◆ Stated goal ◆
Copy out the material below in full, but not its images.

(Data records)
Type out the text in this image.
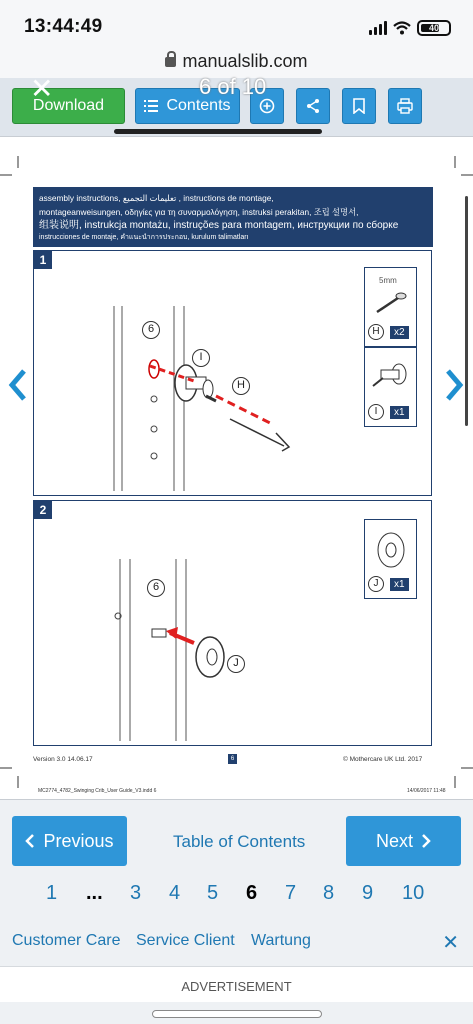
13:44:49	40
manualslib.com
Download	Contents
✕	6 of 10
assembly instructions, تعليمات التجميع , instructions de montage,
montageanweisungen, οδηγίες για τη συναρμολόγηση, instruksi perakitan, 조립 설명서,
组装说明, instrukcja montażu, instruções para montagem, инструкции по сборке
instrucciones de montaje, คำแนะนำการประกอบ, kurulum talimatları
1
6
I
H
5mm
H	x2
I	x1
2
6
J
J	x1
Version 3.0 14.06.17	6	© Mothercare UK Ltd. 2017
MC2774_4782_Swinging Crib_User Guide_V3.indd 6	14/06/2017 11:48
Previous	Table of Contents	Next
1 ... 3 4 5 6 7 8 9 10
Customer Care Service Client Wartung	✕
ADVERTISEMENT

◆ Answer ◆
Type out the text in this image.
13:44:49	40
manualslib.com
Download	Contents
✕	6 of 10
assembly instructions, تعليمات التجميع , instructions de montage,
montageanweisungen, οδηγίες για τη συναρμολόγηση, instruksi perakitan, 조립 설명서,
组装说明, instrukcja montażu, instruções para montagem, инструкции по сборке
instrucciones de montaje, คำแนะนำการประกอบ, kurulum talimatları
1
6
I
H
5mm
H	x2
I	x1
2
6
J
J	x1
Version 3.0 14.06.17	6	© Mothercare UK Ltd. 2017
MC2774_4782_Swinging Crib_User Guide_V3.indd 6	14/06/2017 11:48
Previous	Table of Contents	Next
1 ... 3 4 5 6 7 8 9 10
Customer Care Service Client Wartung	✕
ADVERTISEMENT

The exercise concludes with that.